*Goal*
Copy out each line containing "Gaol" from the entries below.

*Materials provided*
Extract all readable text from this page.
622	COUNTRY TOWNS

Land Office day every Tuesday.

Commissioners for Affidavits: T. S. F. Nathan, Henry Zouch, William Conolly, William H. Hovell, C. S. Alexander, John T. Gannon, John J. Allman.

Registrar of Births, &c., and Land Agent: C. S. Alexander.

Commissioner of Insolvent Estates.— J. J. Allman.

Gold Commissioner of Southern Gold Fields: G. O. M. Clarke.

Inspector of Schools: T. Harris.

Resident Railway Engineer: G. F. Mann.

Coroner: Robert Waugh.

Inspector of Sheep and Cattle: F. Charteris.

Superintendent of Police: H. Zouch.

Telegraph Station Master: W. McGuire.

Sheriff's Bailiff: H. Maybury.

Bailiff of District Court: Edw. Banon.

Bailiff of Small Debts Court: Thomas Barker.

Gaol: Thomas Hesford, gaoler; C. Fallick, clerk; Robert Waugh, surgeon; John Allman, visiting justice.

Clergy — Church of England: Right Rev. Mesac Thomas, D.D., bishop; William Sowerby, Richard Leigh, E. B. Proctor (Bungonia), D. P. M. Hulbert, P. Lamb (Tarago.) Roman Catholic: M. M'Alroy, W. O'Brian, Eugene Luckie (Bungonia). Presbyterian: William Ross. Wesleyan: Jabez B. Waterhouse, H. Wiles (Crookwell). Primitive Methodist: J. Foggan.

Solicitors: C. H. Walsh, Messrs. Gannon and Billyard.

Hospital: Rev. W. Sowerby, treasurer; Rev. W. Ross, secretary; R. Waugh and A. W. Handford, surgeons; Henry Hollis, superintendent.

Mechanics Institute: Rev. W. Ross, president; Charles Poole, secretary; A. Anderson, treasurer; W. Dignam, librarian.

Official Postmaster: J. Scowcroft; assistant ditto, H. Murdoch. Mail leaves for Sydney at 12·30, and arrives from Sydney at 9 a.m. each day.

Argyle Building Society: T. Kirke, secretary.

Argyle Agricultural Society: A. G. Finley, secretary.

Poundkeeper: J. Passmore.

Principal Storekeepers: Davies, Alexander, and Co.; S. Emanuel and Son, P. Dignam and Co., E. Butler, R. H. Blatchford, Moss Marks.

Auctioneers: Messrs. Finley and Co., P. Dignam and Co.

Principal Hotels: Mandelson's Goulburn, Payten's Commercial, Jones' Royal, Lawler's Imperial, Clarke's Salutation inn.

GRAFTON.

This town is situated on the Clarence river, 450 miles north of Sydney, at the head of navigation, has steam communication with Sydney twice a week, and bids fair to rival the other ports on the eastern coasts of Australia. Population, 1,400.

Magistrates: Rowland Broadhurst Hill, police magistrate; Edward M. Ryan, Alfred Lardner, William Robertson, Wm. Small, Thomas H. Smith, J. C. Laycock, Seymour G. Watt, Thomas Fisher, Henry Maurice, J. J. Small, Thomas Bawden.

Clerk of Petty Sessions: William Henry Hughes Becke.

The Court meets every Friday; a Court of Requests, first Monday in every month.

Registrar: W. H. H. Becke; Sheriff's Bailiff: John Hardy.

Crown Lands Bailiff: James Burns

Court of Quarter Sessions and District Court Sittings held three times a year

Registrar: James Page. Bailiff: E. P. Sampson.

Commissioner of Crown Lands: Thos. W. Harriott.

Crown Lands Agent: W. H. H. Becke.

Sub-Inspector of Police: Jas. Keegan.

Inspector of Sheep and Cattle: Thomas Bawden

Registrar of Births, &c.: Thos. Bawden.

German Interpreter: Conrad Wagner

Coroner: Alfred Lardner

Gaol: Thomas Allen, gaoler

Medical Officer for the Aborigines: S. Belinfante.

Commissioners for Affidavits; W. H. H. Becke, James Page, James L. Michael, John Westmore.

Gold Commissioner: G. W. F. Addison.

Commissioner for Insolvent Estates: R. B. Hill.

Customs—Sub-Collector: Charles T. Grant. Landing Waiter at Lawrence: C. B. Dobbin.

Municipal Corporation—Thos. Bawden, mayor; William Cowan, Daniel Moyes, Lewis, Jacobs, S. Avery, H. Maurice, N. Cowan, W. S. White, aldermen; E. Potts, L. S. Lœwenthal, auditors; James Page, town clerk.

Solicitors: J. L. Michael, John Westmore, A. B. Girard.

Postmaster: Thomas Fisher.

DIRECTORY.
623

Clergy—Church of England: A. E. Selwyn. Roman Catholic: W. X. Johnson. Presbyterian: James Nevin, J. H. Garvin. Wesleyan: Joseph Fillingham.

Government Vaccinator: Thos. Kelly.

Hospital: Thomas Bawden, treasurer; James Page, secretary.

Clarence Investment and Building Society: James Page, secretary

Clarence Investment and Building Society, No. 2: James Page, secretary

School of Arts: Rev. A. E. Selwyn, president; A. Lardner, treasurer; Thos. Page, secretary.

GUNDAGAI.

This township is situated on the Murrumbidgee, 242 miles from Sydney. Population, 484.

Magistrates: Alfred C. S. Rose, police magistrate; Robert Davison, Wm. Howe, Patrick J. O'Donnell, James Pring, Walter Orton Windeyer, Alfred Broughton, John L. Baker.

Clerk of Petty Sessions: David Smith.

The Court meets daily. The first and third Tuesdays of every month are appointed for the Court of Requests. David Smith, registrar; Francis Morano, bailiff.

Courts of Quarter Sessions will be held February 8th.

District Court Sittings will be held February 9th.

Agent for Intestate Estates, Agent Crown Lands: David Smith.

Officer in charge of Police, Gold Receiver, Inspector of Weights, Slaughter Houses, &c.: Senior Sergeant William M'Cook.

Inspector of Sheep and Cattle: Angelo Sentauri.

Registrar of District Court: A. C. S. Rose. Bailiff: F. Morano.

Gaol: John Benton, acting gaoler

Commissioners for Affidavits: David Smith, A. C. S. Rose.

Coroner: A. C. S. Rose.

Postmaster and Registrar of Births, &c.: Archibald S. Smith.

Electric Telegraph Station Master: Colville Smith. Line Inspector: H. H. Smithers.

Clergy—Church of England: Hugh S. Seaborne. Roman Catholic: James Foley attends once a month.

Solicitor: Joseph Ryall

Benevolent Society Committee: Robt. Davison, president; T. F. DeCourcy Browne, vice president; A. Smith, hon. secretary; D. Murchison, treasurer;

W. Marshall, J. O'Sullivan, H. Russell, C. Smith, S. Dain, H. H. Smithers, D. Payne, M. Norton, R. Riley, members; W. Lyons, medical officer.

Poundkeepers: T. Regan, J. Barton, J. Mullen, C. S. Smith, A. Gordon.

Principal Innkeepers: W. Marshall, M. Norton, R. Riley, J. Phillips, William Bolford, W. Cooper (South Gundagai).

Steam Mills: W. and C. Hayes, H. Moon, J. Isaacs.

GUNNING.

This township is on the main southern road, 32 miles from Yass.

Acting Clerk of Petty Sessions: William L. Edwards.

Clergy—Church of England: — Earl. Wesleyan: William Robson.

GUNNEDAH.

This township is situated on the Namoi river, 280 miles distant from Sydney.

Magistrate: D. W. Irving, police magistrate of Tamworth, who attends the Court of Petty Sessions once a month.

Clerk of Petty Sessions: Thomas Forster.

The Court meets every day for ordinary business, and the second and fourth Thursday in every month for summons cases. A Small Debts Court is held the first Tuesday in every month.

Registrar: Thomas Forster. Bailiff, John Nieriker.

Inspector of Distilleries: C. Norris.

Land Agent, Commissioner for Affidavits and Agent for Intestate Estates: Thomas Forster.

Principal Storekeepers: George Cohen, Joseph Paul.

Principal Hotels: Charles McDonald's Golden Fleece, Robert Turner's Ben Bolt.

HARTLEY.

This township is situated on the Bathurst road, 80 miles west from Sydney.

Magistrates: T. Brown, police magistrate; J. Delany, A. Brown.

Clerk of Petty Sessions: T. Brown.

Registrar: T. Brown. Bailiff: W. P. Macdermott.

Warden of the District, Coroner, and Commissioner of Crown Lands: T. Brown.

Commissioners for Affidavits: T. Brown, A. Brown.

*The response*
Gaol: Thomas Hesford, gaoler; C. Fallick, clerk; Robert Waugh, surgeon; John Allman, visiting justice.
Gaol: Thomas Allen, gaoler
Gaol: John Benton, acting gaoler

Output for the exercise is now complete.